### What is being asked
The listing below should be written out exactly; please include all of it.

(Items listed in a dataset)
#####
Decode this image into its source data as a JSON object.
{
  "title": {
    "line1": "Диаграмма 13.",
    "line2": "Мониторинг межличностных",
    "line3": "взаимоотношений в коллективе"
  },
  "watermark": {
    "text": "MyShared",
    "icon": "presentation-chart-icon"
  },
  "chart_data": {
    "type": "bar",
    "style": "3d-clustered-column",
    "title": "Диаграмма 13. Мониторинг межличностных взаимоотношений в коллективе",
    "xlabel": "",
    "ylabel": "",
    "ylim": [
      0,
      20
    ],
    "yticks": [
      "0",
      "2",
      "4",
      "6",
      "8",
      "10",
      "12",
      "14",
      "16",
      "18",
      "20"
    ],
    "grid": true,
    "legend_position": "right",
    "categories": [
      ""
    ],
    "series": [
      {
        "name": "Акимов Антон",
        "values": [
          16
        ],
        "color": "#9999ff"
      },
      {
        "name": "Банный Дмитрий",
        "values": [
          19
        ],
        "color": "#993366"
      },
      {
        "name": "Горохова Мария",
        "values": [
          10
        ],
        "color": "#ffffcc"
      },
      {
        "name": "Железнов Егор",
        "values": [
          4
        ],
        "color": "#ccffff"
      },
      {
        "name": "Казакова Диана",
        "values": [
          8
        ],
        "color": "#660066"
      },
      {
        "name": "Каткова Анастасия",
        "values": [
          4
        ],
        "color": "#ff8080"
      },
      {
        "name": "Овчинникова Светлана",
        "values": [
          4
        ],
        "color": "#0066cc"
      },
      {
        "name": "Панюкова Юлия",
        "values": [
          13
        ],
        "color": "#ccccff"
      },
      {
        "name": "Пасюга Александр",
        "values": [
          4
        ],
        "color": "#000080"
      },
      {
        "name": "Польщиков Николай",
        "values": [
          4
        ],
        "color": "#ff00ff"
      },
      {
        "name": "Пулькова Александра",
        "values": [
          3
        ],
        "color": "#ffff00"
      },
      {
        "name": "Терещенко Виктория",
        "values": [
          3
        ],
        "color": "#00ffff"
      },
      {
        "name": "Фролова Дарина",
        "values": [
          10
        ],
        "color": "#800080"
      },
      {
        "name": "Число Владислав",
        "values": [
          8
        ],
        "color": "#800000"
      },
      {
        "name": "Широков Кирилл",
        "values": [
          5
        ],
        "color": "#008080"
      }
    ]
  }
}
#####
### Solution to the exercise
Decode this image into its source data as a JSON object.
{
  "title": {
    "line1": "Диаграмма 13.",
    "line2": "Мониторинг межличностных",
    "line3": "взаимоотношений в коллективе"
  },
  "watermark": {
    "text": "MyShared",
    "icon": "presentation-chart-icon"
  },
  "chart_data": {
    "type": "bar",
    "style": "3d-clustered-column",
    "title": "Диаграмма 13. Мониторинг межличностных взаимоотношений в коллективе",
    "xlabel": "",
    "ylabel": "",
    "ylim": [
      0,
      20
    ],
    "yticks": [
      "0",
      "2",
      "4",
      "6",
      "8",
      "10",
      "12",
      "14",
      "16",
      "18",
      "20"
    ],
    "grid": true,
    "legend_position": "right",
    "categories": [
      ""
    ],
    "series": [
      {
        "name": "Акимов Антон",
        "values": [
          16
        ],
        "color": "#9999ff"
      },
      {
        "name": "Банный Дмитрий",
        "values": [
          19
        ],
        "color": "#993366"
      },
      {
        "name": "Горохова Мария",
        "values": [
          10
        ],
        "color": "#ffffcc"
      },
      {
        "name": "Железнов Егор",
        "values": [
          4
        ],
        "color": "#ccffff"
      },
      {
        "name": "Казакова Диана",
        "values": [
          8
        ],
        "color": "#660066"
      },
      {
        "name": "Каткова Анастасия",
        "values": [
          4
        ],
        "color": "#ff8080"
      },
      {
        "name": "Овчинникова Светлана",
        "values": [
          4
        ],
        "color": "#0066cc"
      },
      {
        "name": "Панюкова Юлия",
        "values": [
          13
        ],
        "color": "#ccccff"
      },
      {
        "name": "Пасюга Александр",
        "values": [
          4
        ],
        "color": "#000080"
      },
      {
        "name": "Польщиков Николай",
        "values": [
          4
        ],
        "color": "#ff00ff"
      },
      {
        "name": "Пулькова Александра",
        "values": [
          3
        ],
        "color": "#ffff00"
      },
      {
        "name": "Терещенко Виктория",
        "values": [
          3
        ],
        "color": "#00ffff"
      },
      {
        "name": "Фролова Дарина",
        "values": [
          10
        ],
        "color": "#800080"
      },
      {
        "name": "Число Владислав",
        "values": [
          8
        ],
        "color": "#800000"
      },
      {
        "name": "Широков Кирилл",
        "values": [
          5
        ],
        "color": "#008080"
      }
    ]
  }
}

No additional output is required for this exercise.